=== Material provided ===

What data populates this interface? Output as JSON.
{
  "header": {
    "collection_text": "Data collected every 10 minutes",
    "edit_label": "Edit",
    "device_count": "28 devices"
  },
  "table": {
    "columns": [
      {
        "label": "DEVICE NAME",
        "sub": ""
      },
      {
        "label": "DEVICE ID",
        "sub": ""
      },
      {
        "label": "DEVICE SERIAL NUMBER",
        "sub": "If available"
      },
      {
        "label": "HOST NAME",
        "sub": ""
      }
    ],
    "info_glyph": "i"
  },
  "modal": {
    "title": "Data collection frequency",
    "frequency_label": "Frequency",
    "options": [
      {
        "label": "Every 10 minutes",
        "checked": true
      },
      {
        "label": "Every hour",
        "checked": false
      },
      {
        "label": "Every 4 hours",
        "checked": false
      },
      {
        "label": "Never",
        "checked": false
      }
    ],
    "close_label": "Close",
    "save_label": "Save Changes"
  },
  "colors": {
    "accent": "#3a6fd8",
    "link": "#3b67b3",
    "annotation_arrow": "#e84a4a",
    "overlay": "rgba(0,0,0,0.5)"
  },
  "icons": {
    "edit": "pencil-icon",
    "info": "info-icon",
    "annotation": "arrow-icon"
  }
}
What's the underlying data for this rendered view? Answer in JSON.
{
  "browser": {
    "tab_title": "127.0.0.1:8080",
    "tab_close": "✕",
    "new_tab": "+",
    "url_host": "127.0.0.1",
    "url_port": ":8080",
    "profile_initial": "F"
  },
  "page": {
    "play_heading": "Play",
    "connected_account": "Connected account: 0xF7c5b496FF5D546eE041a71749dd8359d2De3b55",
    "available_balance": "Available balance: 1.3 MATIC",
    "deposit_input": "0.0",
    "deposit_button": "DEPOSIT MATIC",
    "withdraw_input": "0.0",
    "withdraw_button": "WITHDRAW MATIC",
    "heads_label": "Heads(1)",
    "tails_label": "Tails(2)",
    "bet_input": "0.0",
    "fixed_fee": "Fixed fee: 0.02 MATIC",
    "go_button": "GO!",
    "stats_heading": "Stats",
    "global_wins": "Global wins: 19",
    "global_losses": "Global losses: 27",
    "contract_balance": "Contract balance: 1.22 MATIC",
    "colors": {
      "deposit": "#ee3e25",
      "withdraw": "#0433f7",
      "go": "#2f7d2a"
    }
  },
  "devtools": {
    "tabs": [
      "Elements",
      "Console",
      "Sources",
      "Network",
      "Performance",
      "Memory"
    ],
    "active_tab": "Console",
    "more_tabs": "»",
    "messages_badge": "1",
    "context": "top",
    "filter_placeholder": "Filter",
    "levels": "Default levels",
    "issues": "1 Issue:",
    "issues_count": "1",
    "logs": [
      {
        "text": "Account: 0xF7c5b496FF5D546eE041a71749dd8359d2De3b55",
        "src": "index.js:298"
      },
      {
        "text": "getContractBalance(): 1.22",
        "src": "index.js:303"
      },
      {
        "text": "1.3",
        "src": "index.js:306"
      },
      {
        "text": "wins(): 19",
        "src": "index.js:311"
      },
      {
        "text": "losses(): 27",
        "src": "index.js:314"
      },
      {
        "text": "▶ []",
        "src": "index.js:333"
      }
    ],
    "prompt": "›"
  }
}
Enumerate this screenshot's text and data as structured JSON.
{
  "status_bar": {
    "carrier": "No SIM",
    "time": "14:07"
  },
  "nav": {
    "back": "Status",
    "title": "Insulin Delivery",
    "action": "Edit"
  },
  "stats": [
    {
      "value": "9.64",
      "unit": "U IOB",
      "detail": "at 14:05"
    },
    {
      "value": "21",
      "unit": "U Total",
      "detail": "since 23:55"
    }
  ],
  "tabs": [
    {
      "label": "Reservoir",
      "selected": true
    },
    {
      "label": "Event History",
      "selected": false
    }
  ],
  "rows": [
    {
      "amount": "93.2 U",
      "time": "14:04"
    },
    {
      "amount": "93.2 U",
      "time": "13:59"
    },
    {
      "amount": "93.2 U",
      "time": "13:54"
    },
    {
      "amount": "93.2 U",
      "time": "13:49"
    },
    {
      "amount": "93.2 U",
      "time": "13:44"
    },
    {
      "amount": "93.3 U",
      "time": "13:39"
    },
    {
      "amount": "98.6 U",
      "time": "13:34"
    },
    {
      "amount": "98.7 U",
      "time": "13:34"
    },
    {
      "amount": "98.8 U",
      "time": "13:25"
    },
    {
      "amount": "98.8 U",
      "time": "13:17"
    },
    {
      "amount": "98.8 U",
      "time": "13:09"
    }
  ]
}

===

### Exercise prompt
Write out every record verbatim.

### Answer to this problem
What data populates this interface? Output as JSON.
{
  "header": {
    "collection_text": "Data collected every 10 minutes",
    "edit_label": "Edit",
    "device_count": "28 devices"
  },
  "table": {
    "columns": [
      {
        "label": "DEVICE NAME",
        "sub": ""
      },
      {
        "label": "DEVICE ID",
        "sub": ""
      },
      {
        "label": "DEVICE SERIAL NUMBER",
        "sub": "If available"
      },
      {
        "label": "HOST NAME",
        "sub": ""
      }
    ],
    "info_glyph": "i"
  },
  "modal": {
    "title": "Data collection frequency",
    "frequency_label": "Frequency",
    "options": [
      {
        "label": "Every 10 minutes",
        "checked": true
      },
      {
        "label": "Every hour",
        "checked": false
      },
      {
        "label": "Every 4 hours",
        "checked": false
      },
      {
        "label": "Never",
        "checked": false
      }
    ],
    "close_label": "Close",
    "save_label": "Save Changes"
  },
  "colors": {
    "accent": "#3a6fd8",
    "link": "#3b67b3",
    "annotation_arrow": "#e84a4a",
    "overlay": "rgba(0,0,0,0.5)"
  },
  "icons": {
    "edit": "pencil-icon",
    "info": "info-icon",
    "annotation": "arrow-icon"
  }
}
What's the underlying data for this rendered view? Answer in JSON.
{
  "browser": {
    "tab_title": "127.0.0.1:8080",
    "tab_close": "✕",
    "new_tab": "+",
    "url_host": "127.0.0.1",
    "url_port": ":8080",
    "profile_initial": "F"
  },
  "page": {
    "play_heading": "Play",
    "connected_account": "Connected account: 0xF7c5b496FF5D546eE041a71749dd8359d2De3b55",
    "available_balance": "Available balance: 1.3 MATIC",
    "deposit_input": "0.0",
    "deposit_button": "DEPOSIT MATIC",
    "withdraw_input": "0.0",
    "withdraw_button": "WITHDRAW MATIC",
    "heads_label": "Heads(1)",
    "tails_label": "Tails(2)",
    "bet_input": "0.0",
    "fixed_fee": "Fixed fee: 0.02 MATIC",
    "go_button": "GO!",
    "stats_heading": "Stats",
    "global_wins": "Global wins: 19",
    "global_losses": "Global losses: 27",
    "contract_balance": "Contract balance: 1.22 MATIC",
    "colors": {
      "deposit": "#ee3e25",
      "withdraw": "#0433f7",
      "go": "#2f7d2a"
    }
  },
  "devtools": {
    "tabs": [
      "Elements",
      "Console",
      "Sources",
      "Network",
      "Performance",
      "Memory"
    ],
    "active_tab": "Console",
    "more_tabs": "»",
    "messages_badge": "1",
    "context": "top",
    "filter_placeholder": "Filter",
    "levels": "Default levels",
    "issues": "1 Issue:",
    "issues_count": "1",
    "logs": [
      {
        "text": "Account: 0xF7c5b496FF5D546eE041a71749dd8359d2De3b55",
        "src": "index.js:298"
      },
      {
        "text": "getContractBalance(): 1.22",
        "src": "index.js:303"
      },
      {
        "text": "1.3",
        "src": "index.js:306"
      },
      {
        "text": "wins(): 19",
        "src": "index.js:311"
      },
      {
        "text": "losses(): 27",
        "src": "index.js:314"
      },
      {
        "text": "▶ []",
        "src": "index.js:333"
      }
    ],
    "prompt": "›"
  }
}
Enumerate this screenshot's text and data as structured JSON.
{
  "status_bar": {
    "carrier": "No SIM",
    "time": "14:07"
  },
  "nav": {
    "back": "Status",
    "title": "Insulin Delivery",
    "action": "Edit"
  },
  "stats": [
    {
      "value": "9.64",
      "unit": "U IOB",
      "detail": "at 14:05"
    },
    {
      "value": "21",
      "unit": "U Total",
      "detail": "since 23:55"
    }
  ],
  "tabs": [
    {
      "label": "Reservoir",
      "selected": true
    },
    {
      "label": "Event History",
      "selected": false
    }
  ],
  "rows": [
    {
      "amount": "93.2 U",
      "time": "14:04"
    },
    {
      "amount": "93.2 U",
      "time": "13:59"
    },
    {
      "amount": "93.2 U",
      "time": "13:54"
    },
    {
      "amount": "93.2 U",
      "time": "13:49"
    },
    {
      "amount": "93.2 U",
      "time": "13:44"
    },
    {
      "amount": "93.3 U",
      "time": "13:39"
    },
    {
      "amount": "98.6 U",
      "time": "13:34"
    },
    {
      "amount": "98.7 U",
      "time": "13:34"
    },
    {
      "amount": "98.8 U",
      "time": "13:25"
    },
    {
      "amount": "98.8 U",
      "time": "13:17"
    },
    {
      "amount": "98.8 U",
      "time": "13:09"
    }
  ]
}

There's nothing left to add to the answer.